Stored data entries:

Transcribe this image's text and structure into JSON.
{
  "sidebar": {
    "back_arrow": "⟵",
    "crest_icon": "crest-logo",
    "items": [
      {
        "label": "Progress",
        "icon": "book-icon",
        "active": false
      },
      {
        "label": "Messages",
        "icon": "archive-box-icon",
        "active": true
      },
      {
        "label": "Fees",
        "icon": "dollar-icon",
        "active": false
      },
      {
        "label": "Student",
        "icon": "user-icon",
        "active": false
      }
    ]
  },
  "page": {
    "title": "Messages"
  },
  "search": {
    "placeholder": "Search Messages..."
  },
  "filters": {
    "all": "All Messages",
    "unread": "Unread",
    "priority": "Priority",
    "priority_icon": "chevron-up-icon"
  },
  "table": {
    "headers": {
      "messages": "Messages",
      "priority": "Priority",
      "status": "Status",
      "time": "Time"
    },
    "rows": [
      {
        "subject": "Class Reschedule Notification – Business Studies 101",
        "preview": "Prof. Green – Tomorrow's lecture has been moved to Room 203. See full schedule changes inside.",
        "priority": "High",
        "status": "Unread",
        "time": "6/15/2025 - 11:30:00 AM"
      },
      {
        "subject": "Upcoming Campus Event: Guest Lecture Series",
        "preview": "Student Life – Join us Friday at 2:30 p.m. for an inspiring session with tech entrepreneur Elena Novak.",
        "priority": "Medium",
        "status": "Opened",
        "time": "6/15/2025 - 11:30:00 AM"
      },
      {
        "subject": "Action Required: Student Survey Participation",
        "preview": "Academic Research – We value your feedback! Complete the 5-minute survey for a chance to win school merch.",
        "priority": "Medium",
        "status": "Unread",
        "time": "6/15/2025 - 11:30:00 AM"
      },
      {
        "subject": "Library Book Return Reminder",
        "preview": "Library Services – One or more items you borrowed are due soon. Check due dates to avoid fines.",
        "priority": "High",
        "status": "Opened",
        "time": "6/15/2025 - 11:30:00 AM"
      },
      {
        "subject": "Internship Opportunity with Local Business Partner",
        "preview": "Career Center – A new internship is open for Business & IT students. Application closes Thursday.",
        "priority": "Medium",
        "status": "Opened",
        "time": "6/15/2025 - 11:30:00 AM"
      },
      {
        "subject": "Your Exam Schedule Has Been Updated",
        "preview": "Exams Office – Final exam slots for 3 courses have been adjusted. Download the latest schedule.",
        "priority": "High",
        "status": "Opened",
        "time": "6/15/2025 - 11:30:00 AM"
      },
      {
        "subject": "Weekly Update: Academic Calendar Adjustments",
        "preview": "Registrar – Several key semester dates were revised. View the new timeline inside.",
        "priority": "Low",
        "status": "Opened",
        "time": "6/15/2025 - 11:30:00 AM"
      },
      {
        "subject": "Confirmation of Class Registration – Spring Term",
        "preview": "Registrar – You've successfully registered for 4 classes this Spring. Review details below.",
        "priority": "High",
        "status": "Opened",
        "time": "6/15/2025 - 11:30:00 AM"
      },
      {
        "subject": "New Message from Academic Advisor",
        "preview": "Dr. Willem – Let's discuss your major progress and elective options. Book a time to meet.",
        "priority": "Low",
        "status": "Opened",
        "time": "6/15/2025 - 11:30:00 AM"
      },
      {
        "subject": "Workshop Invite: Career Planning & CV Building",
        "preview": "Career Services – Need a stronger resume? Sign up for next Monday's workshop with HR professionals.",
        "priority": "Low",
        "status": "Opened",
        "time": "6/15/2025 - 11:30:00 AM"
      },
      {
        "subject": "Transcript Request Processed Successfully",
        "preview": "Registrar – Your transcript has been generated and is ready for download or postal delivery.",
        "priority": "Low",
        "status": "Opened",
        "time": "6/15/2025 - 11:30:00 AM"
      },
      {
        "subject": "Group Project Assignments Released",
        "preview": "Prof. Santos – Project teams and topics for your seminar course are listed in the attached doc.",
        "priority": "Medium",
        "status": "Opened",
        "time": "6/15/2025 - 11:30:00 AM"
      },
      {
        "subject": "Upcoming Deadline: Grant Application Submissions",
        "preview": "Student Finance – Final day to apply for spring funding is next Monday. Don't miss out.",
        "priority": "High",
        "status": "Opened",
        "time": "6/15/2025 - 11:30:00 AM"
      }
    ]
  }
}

## Task details
Write out each line of the data above again, exactly as given.

## Output of the exercise
Transcribe this image's text and structure into JSON.
{
  "sidebar": {
    "back_arrow": "⟵",
    "crest_icon": "crest-logo",
    "items": [
      {
        "label": "Progress",
        "icon": "book-icon",
        "active": false
      },
      {
        "label": "Messages",
        "icon": "archive-box-icon",
        "active": true
      },
      {
        "label": "Fees",
        "icon": "dollar-icon",
        "active": false
      },
      {
        "label": "Student",
        "icon": "user-icon",
        "active": false
      }
    ]
  },
  "page": {
    "title": "Messages"
  },
  "search": {
    "placeholder": "Search Messages..."
  },
  "filters": {
    "all": "All Messages",
    "unread": "Unread",
    "priority": "Priority",
    "priority_icon": "chevron-up-icon"
  },
  "table": {
    "headers": {
      "messages": "Messages",
      "priority": "Priority",
      "status": "Status",
      "time": "Time"
    },
    "rows": [
      {
        "subject": "Class Reschedule Notification – Business Studies 101",
        "preview": "Prof. Green – Tomorrow's lecture has been moved to Room 203. See full schedule changes inside.",
        "priority": "High",
        "status": "Unread",
        "time": "6/15/2025 - 11:30:00 AM"
      },
      {
        "subject": "Upcoming Campus Event: Guest Lecture Series",
        "preview": "Student Life – Join us Friday at 2:30 p.m. for an inspiring session with tech entrepreneur Elena Novak.",
        "priority": "Medium",
        "status": "Opened",
        "time": "6/15/2025 - 11:30:00 AM"
      },
      {
        "subject": "Action Required: Student Survey Participation",
        "preview": "Academic Research – We value your feedback! Complete the 5-minute survey for a chance to win school merch.",
        "priority": "Medium",
        "status": "Unread",
        "time": "6/15/2025 - 11:30:00 AM"
      },
      {
        "subject": "Library Book Return Reminder",
        "preview": "Library Services – One or more items you borrowed are due soon. Check due dates to avoid fines.",
        "priority": "High",
        "status": "Opened",
        "time": "6/15/2025 - 11:30:00 AM"
      },
      {
        "subject": "Internship Opportunity with Local Business Partner",
        "preview": "Career Center – A new internship is open for Business & IT students. Application closes Thursday.",
        "priority": "Medium",
        "status": "Opened",
        "time": "6/15/2025 - 11:30:00 AM"
      },
      {
        "subject": "Your Exam Schedule Has Been Updated",
        "preview": "Exams Office – Final exam slots for 3 courses have been adjusted. Download the latest schedule.",
        "priority": "High",
        "status": "Opened",
        "time": "6/15/2025 - 11:30:00 AM"
      },
      {
        "subject": "Weekly Update: Academic Calendar Adjustments",
        "preview": "Registrar – Several key semester dates were revised. View the new timeline inside.",
        "priority": "Low",
        "status": "Opened",
        "time": "6/15/2025 - 11:30:00 AM"
      },
      {
        "subject": "Confirmation of Class Registration – Spring Term",
        "preview": "Registrar – You've successfully registered for 4 classes this Spring. Review details below.",
        "priority": "High",
        "status": "Opened",
        "time": "6/15/2025 - 11:30:00 AM"
      },
      {
        "subject": "New Message from Academic Advisor",
        "preview": "Dr. Willem – Let's discuss your major progress and elective options. Book a time to meet.",
        "priority": "Low",
        "status": "Opened",
        "time": "6/15/2025 - 11:30:00 AM"
      },
      {
        "subject": "Workshop Invite: Career Planning & CV Building",
        "preview": "Career Services – Need a stronger resume? Sign up for next Monday's workshop with HR professionals.",
        "priority": "Low",
        "status": "Opened",
        "time": "6/15/2025 - 11:30:00 AM"
      },
      {
        "subject": "Transcript Request Processed Successfully",
        "preview": "Registrar – Your transcript has been generated and is ready for download or postal delivery.",
        "priority": "Low",
        "status": "Opened",
        "time": "6/15/2025 - 11:30:00 AM"
      },
      {
        "subject": "Group Project Assignments Released",
        "preview": "Prof. Santos – Project teams and topics for your seminar course are listed in the attached doc.",
        "priority": "Medium",
        "status": "Opened",
        "time": "6/15/2025 - 11:30:00 AM"
      },
      {
        "subject": "Upcoming Deadline: Grant Application Submissions",
        "preview": "Student Finance – Final day to apply for spring funding is next Monday. Don't miss out.",
        "priority": "High",
        "status": "Opened",
        "time": "6/15/2025 - 11:30:00 AM"
      }
    ]
  }
}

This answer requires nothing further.